= Instructions for the task =
Lines containing the string "title" are to be counted; report the number and nothing more.

Items from a figure collection
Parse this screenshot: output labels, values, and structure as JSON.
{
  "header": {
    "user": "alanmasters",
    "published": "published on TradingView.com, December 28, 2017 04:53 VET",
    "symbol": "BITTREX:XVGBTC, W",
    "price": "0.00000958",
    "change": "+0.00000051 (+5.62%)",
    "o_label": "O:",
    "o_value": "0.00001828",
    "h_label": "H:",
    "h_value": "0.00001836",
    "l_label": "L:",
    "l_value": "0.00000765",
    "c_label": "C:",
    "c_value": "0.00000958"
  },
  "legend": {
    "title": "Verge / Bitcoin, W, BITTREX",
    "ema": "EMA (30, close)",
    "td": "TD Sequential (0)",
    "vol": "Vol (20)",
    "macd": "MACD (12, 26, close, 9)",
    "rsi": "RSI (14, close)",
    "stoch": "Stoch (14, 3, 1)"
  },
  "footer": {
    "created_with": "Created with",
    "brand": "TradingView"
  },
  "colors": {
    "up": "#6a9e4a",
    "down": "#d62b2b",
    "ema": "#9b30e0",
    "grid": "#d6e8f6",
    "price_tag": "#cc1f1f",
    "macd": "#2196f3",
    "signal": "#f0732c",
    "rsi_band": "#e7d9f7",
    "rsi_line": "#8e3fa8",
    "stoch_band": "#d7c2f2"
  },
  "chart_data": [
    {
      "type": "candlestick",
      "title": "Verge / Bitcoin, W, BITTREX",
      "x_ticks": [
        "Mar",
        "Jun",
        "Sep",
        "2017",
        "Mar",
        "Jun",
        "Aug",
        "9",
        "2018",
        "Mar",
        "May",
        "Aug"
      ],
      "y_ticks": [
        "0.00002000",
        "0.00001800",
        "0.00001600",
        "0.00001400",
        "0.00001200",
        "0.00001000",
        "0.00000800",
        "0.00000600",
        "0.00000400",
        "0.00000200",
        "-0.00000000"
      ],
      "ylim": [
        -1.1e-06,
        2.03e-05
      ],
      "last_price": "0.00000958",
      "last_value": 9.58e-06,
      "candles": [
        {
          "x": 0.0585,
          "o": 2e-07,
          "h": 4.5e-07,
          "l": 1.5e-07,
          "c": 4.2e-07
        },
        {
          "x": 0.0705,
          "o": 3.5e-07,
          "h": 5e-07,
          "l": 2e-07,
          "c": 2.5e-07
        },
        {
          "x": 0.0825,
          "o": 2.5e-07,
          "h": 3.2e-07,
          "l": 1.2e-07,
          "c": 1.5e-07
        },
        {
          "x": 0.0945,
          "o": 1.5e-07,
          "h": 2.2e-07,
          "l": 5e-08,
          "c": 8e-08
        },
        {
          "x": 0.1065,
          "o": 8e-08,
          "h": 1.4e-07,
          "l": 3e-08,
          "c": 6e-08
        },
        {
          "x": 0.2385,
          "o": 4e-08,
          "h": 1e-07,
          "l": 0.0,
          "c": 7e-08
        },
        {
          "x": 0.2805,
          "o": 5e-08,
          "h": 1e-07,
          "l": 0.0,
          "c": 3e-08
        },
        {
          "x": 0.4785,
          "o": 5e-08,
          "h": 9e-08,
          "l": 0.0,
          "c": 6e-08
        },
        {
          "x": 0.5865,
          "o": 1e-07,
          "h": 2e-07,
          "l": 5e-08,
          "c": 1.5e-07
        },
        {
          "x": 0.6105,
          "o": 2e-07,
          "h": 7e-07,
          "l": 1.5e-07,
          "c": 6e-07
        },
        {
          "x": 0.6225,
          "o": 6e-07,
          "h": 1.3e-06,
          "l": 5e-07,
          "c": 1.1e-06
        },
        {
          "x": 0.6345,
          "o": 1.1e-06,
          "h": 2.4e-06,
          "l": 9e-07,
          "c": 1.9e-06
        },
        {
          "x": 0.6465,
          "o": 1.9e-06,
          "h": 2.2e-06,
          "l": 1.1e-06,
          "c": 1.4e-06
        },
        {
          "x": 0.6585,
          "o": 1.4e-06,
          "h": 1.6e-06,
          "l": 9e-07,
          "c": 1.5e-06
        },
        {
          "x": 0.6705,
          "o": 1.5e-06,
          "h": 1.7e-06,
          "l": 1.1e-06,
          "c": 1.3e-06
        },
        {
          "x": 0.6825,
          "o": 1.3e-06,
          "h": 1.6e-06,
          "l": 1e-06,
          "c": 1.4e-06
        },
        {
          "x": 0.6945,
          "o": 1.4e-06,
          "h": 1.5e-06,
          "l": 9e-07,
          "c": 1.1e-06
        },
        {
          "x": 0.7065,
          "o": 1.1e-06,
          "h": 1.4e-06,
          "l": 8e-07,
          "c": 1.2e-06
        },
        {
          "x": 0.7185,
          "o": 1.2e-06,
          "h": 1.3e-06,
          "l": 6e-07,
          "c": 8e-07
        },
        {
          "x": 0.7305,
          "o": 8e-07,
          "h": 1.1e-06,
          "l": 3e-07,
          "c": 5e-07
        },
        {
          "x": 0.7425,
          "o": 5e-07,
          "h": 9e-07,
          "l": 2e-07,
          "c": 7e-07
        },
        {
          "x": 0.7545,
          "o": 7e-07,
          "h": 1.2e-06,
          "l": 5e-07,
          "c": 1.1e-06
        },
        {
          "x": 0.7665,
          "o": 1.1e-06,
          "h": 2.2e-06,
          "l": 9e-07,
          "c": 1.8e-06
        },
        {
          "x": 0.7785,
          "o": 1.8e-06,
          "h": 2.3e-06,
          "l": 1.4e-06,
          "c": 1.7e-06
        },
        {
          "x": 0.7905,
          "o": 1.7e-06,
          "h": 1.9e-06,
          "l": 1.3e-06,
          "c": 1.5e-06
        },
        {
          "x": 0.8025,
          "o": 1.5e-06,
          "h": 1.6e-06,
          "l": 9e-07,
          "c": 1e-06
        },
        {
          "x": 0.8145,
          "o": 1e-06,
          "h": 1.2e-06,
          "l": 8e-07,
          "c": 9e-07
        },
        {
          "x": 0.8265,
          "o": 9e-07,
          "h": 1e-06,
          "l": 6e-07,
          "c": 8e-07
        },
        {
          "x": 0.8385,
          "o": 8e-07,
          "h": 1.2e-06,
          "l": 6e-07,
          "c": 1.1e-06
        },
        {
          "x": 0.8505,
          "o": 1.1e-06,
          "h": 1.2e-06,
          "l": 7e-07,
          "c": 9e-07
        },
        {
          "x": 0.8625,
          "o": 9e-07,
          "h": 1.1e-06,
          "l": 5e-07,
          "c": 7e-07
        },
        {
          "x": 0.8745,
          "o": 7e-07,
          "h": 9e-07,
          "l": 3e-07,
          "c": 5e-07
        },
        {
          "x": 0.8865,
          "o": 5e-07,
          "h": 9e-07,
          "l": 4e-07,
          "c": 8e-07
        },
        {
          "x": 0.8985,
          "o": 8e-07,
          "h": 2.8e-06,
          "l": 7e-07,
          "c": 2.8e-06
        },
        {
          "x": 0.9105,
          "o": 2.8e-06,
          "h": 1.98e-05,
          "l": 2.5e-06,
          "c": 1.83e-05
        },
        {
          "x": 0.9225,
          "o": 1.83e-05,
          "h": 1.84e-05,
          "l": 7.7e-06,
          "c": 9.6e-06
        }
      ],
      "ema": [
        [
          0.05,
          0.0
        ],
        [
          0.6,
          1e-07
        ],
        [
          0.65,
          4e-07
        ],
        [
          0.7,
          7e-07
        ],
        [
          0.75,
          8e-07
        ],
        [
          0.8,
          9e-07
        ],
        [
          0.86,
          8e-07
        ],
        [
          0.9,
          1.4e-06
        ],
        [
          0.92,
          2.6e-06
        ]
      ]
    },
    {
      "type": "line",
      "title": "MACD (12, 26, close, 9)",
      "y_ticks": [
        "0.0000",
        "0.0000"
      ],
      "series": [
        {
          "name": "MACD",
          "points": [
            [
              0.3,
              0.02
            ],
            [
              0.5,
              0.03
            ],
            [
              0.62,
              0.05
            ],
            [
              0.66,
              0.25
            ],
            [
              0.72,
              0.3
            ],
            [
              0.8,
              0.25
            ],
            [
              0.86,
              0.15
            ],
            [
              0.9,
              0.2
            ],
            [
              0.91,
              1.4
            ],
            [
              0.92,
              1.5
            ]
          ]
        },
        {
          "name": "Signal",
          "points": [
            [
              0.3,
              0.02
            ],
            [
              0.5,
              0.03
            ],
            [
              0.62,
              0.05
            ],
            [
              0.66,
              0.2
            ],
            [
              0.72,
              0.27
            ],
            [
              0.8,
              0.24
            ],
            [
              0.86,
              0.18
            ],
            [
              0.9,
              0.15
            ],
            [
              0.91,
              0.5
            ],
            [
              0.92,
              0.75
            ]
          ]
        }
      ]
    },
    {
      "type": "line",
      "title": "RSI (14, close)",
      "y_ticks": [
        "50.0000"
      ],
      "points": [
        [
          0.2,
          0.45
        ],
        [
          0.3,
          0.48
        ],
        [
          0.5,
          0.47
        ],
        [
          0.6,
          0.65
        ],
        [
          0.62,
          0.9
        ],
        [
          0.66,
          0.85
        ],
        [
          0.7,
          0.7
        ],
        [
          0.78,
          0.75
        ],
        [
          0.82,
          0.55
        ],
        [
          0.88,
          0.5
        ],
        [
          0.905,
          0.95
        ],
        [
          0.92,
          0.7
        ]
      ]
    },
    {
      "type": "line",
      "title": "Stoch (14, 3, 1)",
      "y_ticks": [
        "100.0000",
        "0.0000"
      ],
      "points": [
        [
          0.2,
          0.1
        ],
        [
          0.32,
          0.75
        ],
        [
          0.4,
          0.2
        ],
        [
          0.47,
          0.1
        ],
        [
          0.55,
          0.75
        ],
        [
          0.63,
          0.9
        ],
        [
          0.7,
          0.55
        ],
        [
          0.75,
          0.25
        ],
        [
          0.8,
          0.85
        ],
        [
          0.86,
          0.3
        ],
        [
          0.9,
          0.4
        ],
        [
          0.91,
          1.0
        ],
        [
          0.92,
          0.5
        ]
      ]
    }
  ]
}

= Result below =
5